Entries from a dataset:
+--

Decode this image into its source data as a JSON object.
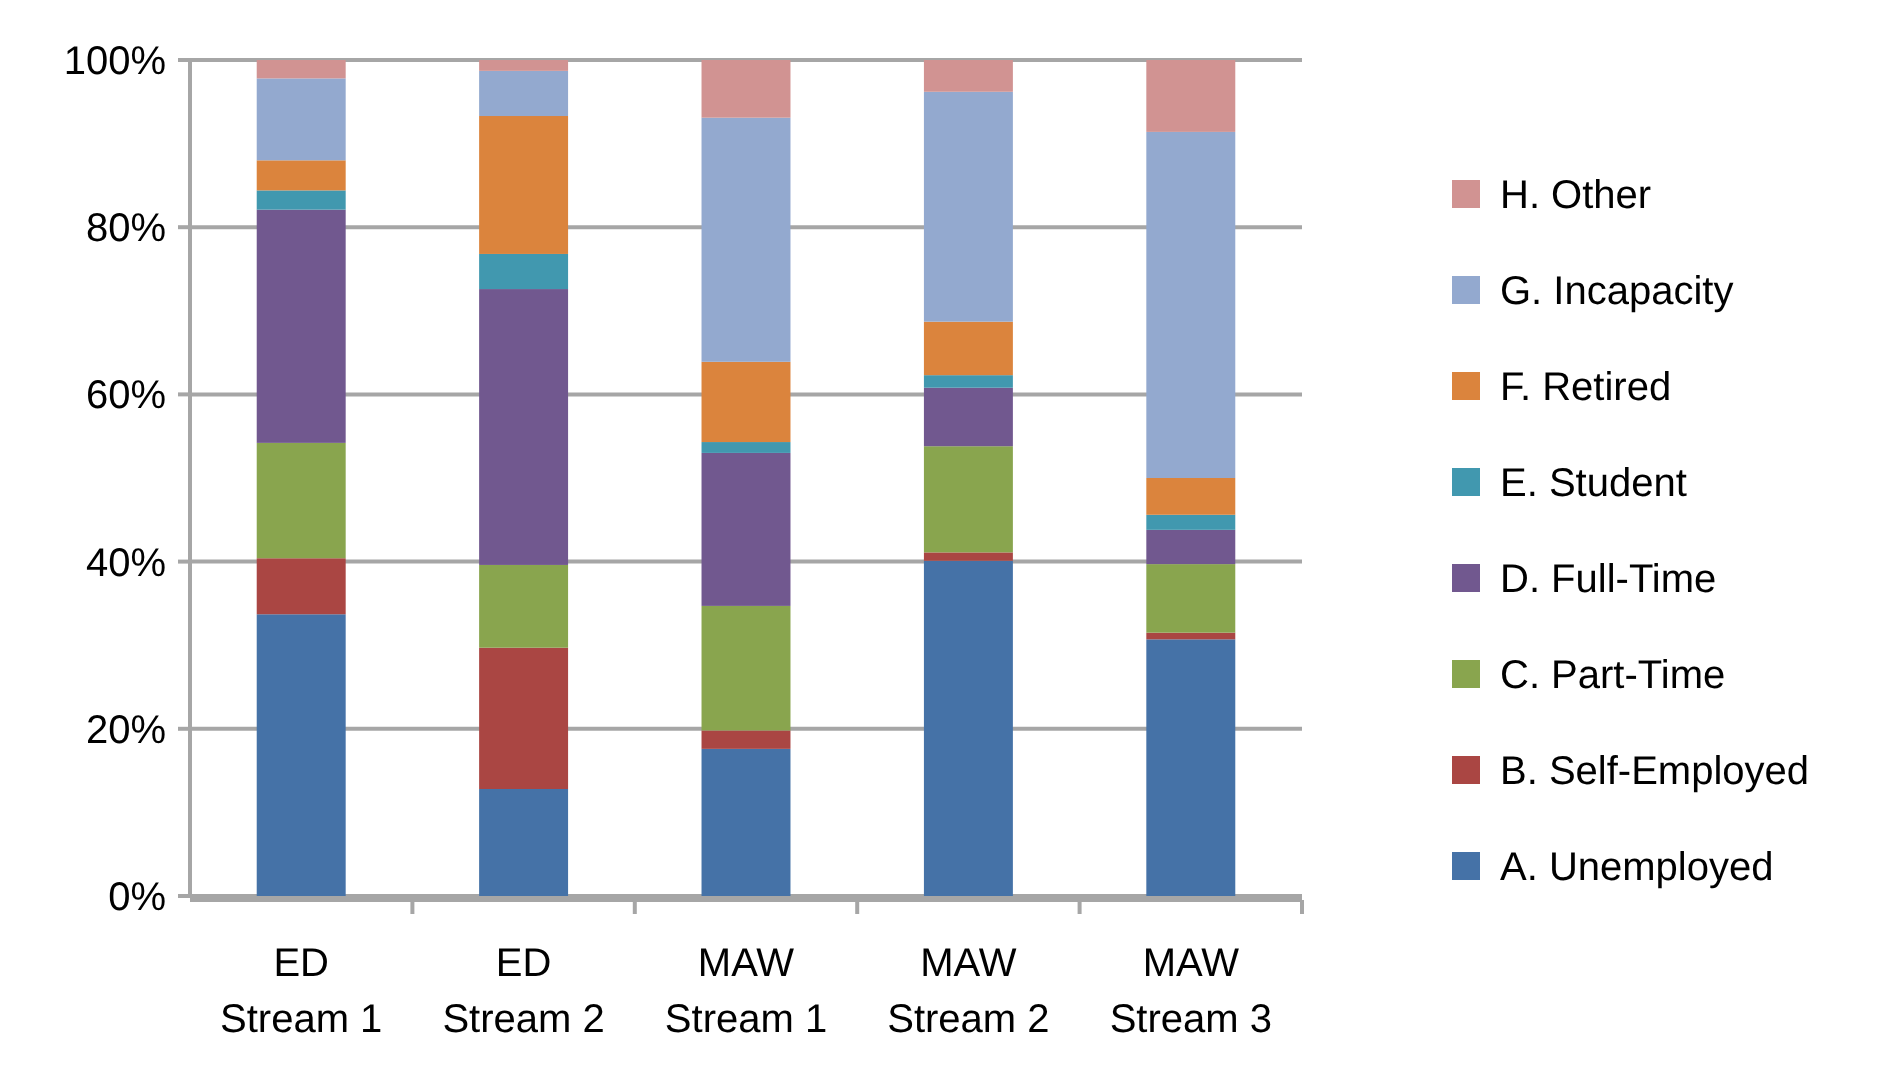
{
  "chart_data": {
    "type": "bar",
    "stacked": true,
    "categories": [
      "ED Stream 1",
      "ED Stream 2",
      "MAW Stream 1",
      "MAW Stream 2",
      "MAW Stream 3"
    ],
    "series": [
      {
        "name": "A. Unemployed",
        "color": "#4572a7",
        "values": [
          33.7,
          12.8,
          17.6,
          40.1,
          30.7
        ]
      },
      {
        "name": "B. Self-Employed",
        "color": "#aa4643",
        "values": [
          6.7,
          16.9,
          2.2,
          1.0,
          0.8
        ]
      },
      {
        "name": "C. Part-Time",
        "color": "#89a54e",
        "values": [
          13.8,
          9.9,
          14.9,
          12.7,
          8.2
        ]
      },
      {
        "name": "D. Full-Time",
        "color": "#71588f",
        "values": [
          27.9,
          33.0,
          18.3,
          7.0,
          4.1
        ]
      },
      {
        "name": "E. Student",
        "color": "#4198af",
        "values": [
          2.3,
          4.2,
          1.3,
          1.5,
          1.8
        ]
      },
      {
        "name": "F. Retired",
        "color": "#db843d",
        "values": [
          3.6,
          16.5,
          9.6,
          6.4,
          4.4
        ]
      },
      {
        "name": "G. Incapacity",
        "color": "#93a9cf",
        "values": [
          9.8,
          5.4,
          29.2,
          27.5,
          41.4
        ]
      },
      {
        "name": "H. Other",
        "color": "#d19392",
        "values": [
          2.2,
          1.3,
          6.9,
          3.8,
          8.6
        ]
      }
    ],
    "ylim": [
      0,
      100
    ],
    "yticks": [
      {
        "value": 0,
        "label": "0%"
      },
      {
        "value": 20,
        "label": "20%"
      },
      {
        "value": 40,
        "label": "40%"
      },
      {
        "value": 60,
        "label": "60%"
      },
      {
        "value": 80,
        "label": "80%"
      },
      {
        "value": 100,
        "label": "100%"
      }
    ],
    "grid": "y",
    "legend": "right"
  }
}
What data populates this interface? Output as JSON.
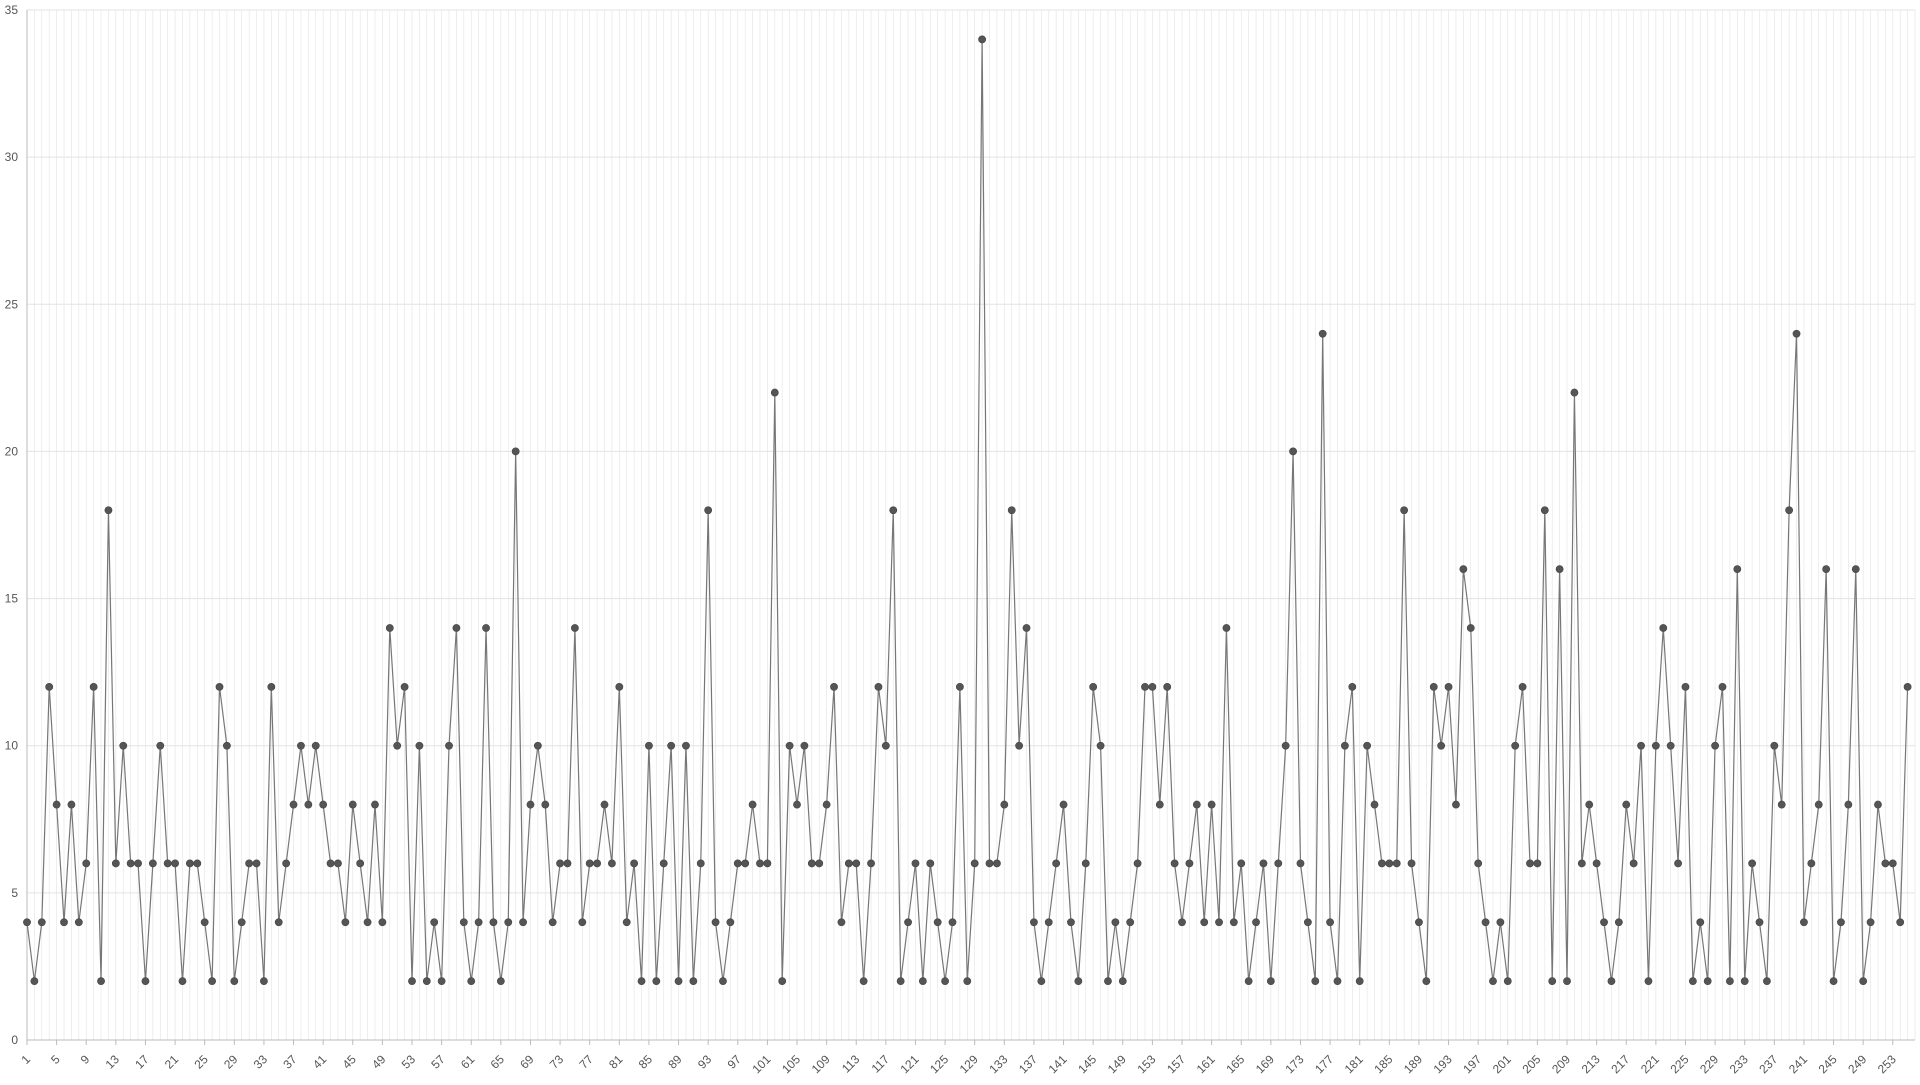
{
  "chart_data": {
    "type": "line",
    "title": "",
    "xlabel": "",
    "ylabel": "",
    "ylim": [
      0,
      35
    ],
    "y_ticks": [
      0,
      5,
      10,
      15,
      20,
      25,
      30,
      35
    ],
    "x_range": [
      1,
      256
    ],
    "x_tick_labels": [
      "1",
      "5",
      "9",
      "13",
      "17",
      "21",
      "25",
      "29",
      "33",
      "37",
      "41",
      "45",
      "49",
      "53",
      "57",
      "61",
      "65",
      "69",
      "73",
      "77",
      "81",
      "85",
      "89",
      "93",
      "97",
      "101",
      "105",
      "109",
      "113",
      "117",
      "121",
      "125",
      "129",
      "133",
      "137",
      "141",
      "145",
      "149",
      "153",
      "157",
      "161",
      "165",
      "169",
      "173",
      "177",
      "181",
      "185",
      "189",
      "193",
      "197",
      "201",
      "205",
      "209",
      "213",
      "217",
      "221",
      "225",
      "229",
      "233",
      "237",
      "241",
      "245",
      "249",
      "253"
    ],
    "grid": true,
    "legend": "none",
    "colors": {
      "line": "#777777",
      "marker": "#555555",
      "grid": "#e3e3e3",
      "axis": "#bbbbbb",
      "tick_text": "#555555"
    },
    "series": [
      {
        "values": [
          4,
          2,
          4,
          12,
          8,
          4,
          8,
          4,
          6,
          12,
          2,
          18,
          6,
          10,
          6,
          6,
          2,
          6,
          10,
          6,
          6,
          2,
          6,
          6,
          4,
          2,
          12,
          10,
          2,
          4,
          6,
          6,
          2,
          12,
          4,
          6,
          8,
          10,
          8,
          10,
          8,
          6,
          6,
          4,
          8,
          6,
          4,
          8,
          4,
          14,
          10,
          12,
          2,
          10,
          2,
          4,
          2,
          10,
          14,
          4,
          2,
          4,
          14,
          4,
          2,
          4,
          20,
          4,
          8,
          10,
          8,
          4,
          6,
          6,
          14,
          4,
          6,
          6,
          8,
          6,
          12,
          4,
          6,
          2,
          10,
          2,
          6,
          10,
          2,
          10,
          2,
          6,
          18,
          4,
          2,
          4,
          6,
          6,
          8,
          6,
          6,
          22,
          2,
          10,
          8,
          10,
          6,
          6,
          8,
          12,
          4,
          6,
          6,
          2,
          6,
          12,
          10,
          18,
          2,
          4,
          6,
          2,
          6,
          4,
          2,
          4,
          12,
          2,
          6,
          34,
          6,
          6,
          8,
          18,
          10,
          14,
          4,
          2,
          4,
          6,
          8,
          4,
          2,
          6,
          12,
          10,
          2,
          4,
          2,
          4,
          6,
          12,
          12,
          8,
          12,
          6,
          4,
          6,
          8,
          4,
          8,
          4,
          14,
          4,
          6,
          2,
          4,
          6,
          2,
          6,
          10,
          20,
          6,
          4,
          2,
          24,
          4,
          2,
          10,
          12,
          2,
          10,
          8,
          6,
          6,
          6,
          18,
          6,
          4,
          2,
          12,
          10,
          12,
          8,
          16,
          14,
          6,
          4,
          2,
          4,
          2,
          10,
          12,
          6,
          6,
          18,
          2,
          16,
          2,
          22,
          6,
          8,
          6,
          4,
          2,
          4,
          8,
          6,
          10,
          2,
          10,
          14,
          10,
          6,
          12,
          2,
          4,
          2,
          10,
          12,
          2,
          16,
          2,
          6,
          4,
          2,
          10,
          8,
          18,
          24,
          4,
          6,
          8,
          16,
          2,
          4,
          8,
          16,
          2,
          4,
          8,
          6,
          6,
          4,
          12
        ]
      }
    ]
  }
}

+--

→ The exercise
Of the lines in the material, how many hold the word "name"? Reply with the number only.

→ Solution to the problem
8